* BEGIN EXERCISE MATERIAL *

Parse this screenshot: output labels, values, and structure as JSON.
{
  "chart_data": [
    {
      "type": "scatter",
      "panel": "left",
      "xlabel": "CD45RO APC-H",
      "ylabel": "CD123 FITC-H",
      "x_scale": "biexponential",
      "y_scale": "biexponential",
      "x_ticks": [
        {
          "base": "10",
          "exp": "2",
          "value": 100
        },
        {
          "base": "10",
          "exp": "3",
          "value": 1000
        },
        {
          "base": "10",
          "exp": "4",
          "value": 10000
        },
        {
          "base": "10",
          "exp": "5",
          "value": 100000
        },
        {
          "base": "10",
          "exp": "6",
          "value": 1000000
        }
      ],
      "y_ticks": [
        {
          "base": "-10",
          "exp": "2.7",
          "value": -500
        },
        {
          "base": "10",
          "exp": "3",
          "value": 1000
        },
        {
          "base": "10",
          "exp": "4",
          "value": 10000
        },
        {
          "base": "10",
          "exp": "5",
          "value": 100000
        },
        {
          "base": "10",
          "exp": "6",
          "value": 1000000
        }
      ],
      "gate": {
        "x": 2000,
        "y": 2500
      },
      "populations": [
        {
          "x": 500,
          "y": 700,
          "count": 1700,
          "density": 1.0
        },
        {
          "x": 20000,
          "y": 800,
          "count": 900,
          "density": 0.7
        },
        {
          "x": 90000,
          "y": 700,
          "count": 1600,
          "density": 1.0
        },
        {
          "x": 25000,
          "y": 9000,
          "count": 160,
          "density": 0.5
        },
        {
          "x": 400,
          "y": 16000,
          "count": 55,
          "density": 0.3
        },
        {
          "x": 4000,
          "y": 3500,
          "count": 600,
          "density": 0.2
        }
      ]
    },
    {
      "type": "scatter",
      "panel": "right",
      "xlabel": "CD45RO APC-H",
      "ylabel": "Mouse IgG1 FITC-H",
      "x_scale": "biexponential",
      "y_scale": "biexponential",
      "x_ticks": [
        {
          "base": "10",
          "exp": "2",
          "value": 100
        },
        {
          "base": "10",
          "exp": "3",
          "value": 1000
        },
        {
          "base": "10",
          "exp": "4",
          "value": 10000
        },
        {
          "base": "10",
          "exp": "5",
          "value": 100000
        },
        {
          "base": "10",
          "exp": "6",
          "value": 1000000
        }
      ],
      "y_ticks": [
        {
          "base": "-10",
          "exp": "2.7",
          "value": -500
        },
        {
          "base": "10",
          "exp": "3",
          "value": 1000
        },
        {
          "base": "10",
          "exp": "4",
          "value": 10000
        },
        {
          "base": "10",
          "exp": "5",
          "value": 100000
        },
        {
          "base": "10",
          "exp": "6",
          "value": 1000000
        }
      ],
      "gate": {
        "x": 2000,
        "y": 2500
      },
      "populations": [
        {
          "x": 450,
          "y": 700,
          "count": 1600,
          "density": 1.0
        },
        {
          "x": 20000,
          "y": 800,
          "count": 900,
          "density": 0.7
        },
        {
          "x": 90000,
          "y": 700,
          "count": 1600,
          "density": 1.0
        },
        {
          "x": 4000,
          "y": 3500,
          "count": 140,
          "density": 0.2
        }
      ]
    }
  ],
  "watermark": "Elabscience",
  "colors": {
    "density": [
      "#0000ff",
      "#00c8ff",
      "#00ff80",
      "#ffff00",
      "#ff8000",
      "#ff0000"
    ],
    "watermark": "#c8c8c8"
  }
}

* END EXERCISE MATERIAL *

• _PROMPT_
Print every record exactly as it was given.

• _WORKED SOLUTION_
Parse this screenshot: output labels, values, and structure as JSON.
{
  "chart_data": [
    {
      "type": "scatter",
      "panel": "left",
      "xlabel": "CD45RO APC-H",
      "ylabel": "CD123 FITC-H",
      "x_scale": "biexponential",
      "y_scale": "biexponential",
      "x_ticks": [
        {
          "base": "10",
          "exp": "2",
          "value": 100
        },
        {
          "base": "10",
          "exp": "3",
          "value": 1000
        },
        {
          "base": "10",
          "exp": "4",
          "value": 10000
        },
        {
          "base": "10",
          "exp": "5",
          "value": 100000
        },
        {
          "base": "10",
          "exp": "6",
          "value": 1000000
        }
      ],
      "y_ticks": [
        {
          "base": "-10",
          "exp": "2.7",
          "value": -500
        },
        {
          "base": "10",
          "exp": "3",
          "value": 1000
        },
        {
          "base": "10",
          "exp": "4",
          "value": 10000
        },
        {
          "base": "10",
          "exp": "5",
          "value": 100000
        },
        {
          "base": "10",
          "exp": "6",
          "value": 1000000
        }
      ],
      "gate": {
        "x": 2000,
        "y": 2500
      },
      "populations": [
        {
          "x": 500,
          "y": 700,
          "count": 1700,
          "density": 1.0
        },
        {
          "x": 20000,
          "y": 800,
          "count": 900,
          "density": 0.7
        },
        {
          "x": 90000,
          "y": 700,
          "count": 1600,
          "density": 1.0
        },
        {
          "x": 25000,
          "y": 9000,
          "count": 160,
          "density": 0.5
        },
        {
          "x": 400,
          "y": 16000,
          "count": 55,
          "density": 0.3
        },
        {
          "x": 4000,
          "y": 3500,
          "count": 600,
          "density": 0.2
        }
      ]
    },
    {
      "type": "scatter",
      "panel": "right",
      "xlabel": "CD45RO APC-H",
      "ylabel": "Mouse IgG1 FITC-H",
      "x_scale": "biexponential",
      "y_scale": "biexponential",
      "x_ticks": [
        {
          "base": "10",
          "exp": "2",
          "value": 100
        },
        {
          "base": "10",
          "exp": "3",
          "value": 1000
        },
        {
          "base": "10",
          "exp": "4",
          "value": 10000
        },
        {
          "base": "10",
          "exp": "5",
          "value": 100000
        },
        {
          "base": "10",
          "exp": "6",
          "value": 1000000
        }
      ],
      "y_ticks": [
        {
          "base": "-10",
          "exp": "2.7",
          "value": -500
        },
        {
          "base": "10",
          "exp": "3",
          "value": 1000
        },
        {
          "base": "10",
          "exp": "4",
          "value": 10000
        },
        {
          "base": "10",
          "exp": "5",
          "value": 100000
        },
        {
          "base": "10",
          "exp": "6",
          "value": 1000000
        }
      ],
      "gate": {
        "x": 2000,
        "y": 2500
      },
      "populations": [
        {
          "x": 450,
          "y": 700,
          "count": 1600,
          "density": 1.0
        },
        {
          "x": 20000,
          "y": 800,
          "count": 900,
          "density": 0.7
        },
        {
          "x": 90000,
          "y": 700,
          "count": 1600,
          "density": 1.0
        },
        {
          "x": 4000,
          "y": 3500,
          "count": 140,
          "density": 0.2
        }
      ]
    }
  ],
  "watermark": "Elabscience",
  "colors": {
    "density": [
      "#0000ff",
      "#00c8ff",
      "#00ff80",
      "#ffff00",
      "#ff8000",
      "#ff0000"
    ],
    "watermark": "#c8c8c8"
  }
}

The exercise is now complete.